Pick out all lines in the listing holding the string "paesi" and copy them.
--- START AVAILABLE DATA ---
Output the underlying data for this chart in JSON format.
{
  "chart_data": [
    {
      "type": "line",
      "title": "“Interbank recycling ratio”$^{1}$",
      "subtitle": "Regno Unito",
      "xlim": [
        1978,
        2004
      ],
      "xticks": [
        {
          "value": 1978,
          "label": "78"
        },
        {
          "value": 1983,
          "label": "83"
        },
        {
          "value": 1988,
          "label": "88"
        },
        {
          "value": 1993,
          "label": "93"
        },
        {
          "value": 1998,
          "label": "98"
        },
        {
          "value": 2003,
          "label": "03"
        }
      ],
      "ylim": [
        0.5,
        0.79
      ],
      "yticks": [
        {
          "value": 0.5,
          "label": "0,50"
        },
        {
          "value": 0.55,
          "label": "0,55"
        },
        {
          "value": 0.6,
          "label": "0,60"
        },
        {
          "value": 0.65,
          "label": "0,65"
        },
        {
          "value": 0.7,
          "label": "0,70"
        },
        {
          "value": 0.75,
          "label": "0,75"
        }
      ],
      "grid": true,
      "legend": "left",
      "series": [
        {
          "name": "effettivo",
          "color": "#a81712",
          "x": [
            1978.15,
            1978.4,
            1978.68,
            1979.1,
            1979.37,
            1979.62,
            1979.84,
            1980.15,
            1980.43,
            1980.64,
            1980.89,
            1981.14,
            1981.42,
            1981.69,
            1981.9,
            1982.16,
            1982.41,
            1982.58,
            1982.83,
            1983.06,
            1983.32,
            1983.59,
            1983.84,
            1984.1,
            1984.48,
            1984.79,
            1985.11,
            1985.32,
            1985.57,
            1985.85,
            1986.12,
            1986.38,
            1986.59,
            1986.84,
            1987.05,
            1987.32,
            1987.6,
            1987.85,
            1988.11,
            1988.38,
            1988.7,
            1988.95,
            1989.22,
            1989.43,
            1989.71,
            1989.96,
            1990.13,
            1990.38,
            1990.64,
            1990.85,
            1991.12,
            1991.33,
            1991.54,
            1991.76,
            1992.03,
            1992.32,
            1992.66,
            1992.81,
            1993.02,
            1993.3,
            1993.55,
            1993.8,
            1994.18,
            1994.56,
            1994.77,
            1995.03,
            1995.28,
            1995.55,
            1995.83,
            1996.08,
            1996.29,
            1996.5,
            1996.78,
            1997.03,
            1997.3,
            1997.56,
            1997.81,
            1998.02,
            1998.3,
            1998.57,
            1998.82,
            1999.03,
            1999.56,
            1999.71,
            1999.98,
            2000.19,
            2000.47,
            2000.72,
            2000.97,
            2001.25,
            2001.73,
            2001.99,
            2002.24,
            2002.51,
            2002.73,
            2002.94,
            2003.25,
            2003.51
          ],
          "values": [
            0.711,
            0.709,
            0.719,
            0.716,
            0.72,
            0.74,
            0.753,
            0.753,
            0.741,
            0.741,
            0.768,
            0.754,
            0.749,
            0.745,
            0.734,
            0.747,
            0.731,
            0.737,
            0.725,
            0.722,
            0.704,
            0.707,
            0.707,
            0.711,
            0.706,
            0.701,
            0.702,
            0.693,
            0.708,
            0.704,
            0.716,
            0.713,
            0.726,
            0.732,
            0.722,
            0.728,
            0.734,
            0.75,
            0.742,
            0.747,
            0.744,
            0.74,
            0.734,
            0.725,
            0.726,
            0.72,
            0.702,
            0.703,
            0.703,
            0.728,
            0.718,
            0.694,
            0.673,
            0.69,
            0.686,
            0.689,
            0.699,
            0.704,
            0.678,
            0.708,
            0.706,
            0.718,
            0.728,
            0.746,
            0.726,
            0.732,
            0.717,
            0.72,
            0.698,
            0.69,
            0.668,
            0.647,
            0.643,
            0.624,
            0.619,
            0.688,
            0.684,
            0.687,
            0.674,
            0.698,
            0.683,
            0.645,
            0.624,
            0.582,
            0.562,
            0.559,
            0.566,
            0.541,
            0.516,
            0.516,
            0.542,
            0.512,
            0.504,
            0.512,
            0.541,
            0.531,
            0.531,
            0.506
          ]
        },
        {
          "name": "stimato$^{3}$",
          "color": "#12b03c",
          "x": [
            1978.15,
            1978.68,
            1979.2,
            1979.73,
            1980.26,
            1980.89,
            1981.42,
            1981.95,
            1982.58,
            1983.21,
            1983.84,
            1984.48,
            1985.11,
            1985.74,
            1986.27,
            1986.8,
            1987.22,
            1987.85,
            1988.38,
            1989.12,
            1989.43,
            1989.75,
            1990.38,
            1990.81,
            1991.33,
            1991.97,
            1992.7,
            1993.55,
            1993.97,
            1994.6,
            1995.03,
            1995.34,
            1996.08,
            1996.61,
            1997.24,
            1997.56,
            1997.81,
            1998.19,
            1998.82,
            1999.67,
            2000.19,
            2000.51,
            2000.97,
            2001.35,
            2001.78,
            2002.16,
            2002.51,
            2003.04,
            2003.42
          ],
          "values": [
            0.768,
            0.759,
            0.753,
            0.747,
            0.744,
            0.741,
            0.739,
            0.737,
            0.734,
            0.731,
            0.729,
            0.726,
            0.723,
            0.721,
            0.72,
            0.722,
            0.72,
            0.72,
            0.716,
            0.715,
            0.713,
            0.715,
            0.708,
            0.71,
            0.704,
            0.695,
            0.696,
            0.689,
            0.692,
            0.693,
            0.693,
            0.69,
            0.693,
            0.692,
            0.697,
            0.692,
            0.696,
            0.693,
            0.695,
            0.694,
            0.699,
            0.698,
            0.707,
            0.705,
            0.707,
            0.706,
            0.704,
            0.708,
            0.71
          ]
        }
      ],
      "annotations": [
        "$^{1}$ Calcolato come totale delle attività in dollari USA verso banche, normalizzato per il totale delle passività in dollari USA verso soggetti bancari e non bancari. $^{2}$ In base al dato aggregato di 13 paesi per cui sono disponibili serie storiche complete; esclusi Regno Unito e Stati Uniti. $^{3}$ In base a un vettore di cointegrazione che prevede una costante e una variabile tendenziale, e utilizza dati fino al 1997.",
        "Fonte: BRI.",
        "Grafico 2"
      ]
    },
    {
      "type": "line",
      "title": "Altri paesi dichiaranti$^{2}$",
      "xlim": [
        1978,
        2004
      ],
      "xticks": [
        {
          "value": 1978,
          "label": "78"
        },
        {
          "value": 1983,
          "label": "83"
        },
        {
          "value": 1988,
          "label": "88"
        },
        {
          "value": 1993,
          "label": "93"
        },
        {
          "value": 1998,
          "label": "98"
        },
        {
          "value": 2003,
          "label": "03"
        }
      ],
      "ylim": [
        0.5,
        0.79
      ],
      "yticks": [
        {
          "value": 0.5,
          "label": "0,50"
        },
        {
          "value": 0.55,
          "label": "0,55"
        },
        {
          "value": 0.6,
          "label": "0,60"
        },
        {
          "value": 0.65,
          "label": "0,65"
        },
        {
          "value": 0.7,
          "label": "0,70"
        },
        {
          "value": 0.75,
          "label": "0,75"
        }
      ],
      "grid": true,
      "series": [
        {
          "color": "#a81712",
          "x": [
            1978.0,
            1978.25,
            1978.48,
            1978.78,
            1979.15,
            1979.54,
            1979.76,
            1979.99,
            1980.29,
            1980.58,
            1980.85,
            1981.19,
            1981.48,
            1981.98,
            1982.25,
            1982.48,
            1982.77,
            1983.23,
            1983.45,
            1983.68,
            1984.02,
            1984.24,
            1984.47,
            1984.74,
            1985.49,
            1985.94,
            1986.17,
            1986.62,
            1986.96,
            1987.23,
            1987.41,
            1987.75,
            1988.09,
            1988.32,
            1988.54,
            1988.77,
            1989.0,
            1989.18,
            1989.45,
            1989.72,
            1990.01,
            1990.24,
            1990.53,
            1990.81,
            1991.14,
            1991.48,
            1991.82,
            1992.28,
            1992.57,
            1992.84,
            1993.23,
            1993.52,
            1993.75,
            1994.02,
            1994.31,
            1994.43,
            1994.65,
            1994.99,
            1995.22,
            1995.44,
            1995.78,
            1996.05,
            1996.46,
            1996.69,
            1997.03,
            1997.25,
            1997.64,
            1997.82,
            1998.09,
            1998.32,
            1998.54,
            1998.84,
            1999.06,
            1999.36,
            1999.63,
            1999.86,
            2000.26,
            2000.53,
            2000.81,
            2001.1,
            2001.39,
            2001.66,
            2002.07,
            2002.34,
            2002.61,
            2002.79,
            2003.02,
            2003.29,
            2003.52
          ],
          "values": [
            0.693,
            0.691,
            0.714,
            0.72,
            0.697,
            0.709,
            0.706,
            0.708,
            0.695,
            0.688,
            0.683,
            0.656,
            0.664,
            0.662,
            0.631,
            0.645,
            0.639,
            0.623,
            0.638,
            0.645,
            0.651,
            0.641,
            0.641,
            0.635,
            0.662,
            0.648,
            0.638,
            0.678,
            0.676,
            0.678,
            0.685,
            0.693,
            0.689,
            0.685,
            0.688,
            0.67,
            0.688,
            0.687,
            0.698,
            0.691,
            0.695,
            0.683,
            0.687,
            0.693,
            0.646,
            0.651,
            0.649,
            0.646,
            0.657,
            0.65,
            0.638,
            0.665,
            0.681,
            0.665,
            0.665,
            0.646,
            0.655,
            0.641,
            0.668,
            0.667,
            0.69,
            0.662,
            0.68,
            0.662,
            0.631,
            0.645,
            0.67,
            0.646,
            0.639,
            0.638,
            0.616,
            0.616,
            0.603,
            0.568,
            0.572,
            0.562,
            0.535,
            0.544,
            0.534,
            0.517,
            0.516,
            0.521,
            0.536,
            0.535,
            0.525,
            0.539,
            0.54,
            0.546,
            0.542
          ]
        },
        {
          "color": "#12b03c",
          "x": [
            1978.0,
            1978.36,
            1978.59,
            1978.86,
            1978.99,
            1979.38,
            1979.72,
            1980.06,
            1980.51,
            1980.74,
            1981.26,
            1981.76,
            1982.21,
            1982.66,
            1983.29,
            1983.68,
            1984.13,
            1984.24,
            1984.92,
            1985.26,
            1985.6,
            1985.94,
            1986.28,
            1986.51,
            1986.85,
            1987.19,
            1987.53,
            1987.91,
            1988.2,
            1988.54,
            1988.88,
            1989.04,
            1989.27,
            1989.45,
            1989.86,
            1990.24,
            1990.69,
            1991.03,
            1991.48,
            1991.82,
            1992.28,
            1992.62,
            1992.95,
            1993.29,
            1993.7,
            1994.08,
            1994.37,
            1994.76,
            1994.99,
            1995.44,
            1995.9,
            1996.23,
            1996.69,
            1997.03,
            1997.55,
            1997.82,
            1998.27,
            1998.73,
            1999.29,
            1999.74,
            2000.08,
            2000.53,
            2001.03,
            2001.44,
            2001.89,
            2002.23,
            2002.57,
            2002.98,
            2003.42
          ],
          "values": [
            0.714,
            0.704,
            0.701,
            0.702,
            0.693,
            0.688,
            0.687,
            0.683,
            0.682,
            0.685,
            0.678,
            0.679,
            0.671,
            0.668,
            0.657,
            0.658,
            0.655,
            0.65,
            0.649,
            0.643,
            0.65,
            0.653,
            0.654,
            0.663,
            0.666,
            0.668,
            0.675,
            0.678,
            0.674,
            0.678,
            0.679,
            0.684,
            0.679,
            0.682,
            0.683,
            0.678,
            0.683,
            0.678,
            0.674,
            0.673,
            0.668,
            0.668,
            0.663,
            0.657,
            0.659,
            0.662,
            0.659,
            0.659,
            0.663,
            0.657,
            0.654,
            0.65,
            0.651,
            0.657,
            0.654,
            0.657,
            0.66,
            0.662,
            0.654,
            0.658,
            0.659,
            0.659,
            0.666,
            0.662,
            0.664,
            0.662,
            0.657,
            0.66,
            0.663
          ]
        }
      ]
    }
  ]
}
--- END AVAILABLE DATA ---
» EXERCISE OUTPUT:
        "$^{1}$ Calcolato come totale delle attività in dollari USA verso banche, normalizzato per il totale delle passività in dollari USA verso soggetti bancari e non bancari. $^{2}$ In base al dato aggregato di 13 paesi per cui sono disponibili serie storiche complete; esclusi Regno Unito e Stati Uniti. $^{3}$ In base a un vettore di cointegrazione che prevede una costante e una variabile tendenziale, e utilizza dati fino al 1997.",
      "title": "Altri paesi dichiaranti$^{2}$",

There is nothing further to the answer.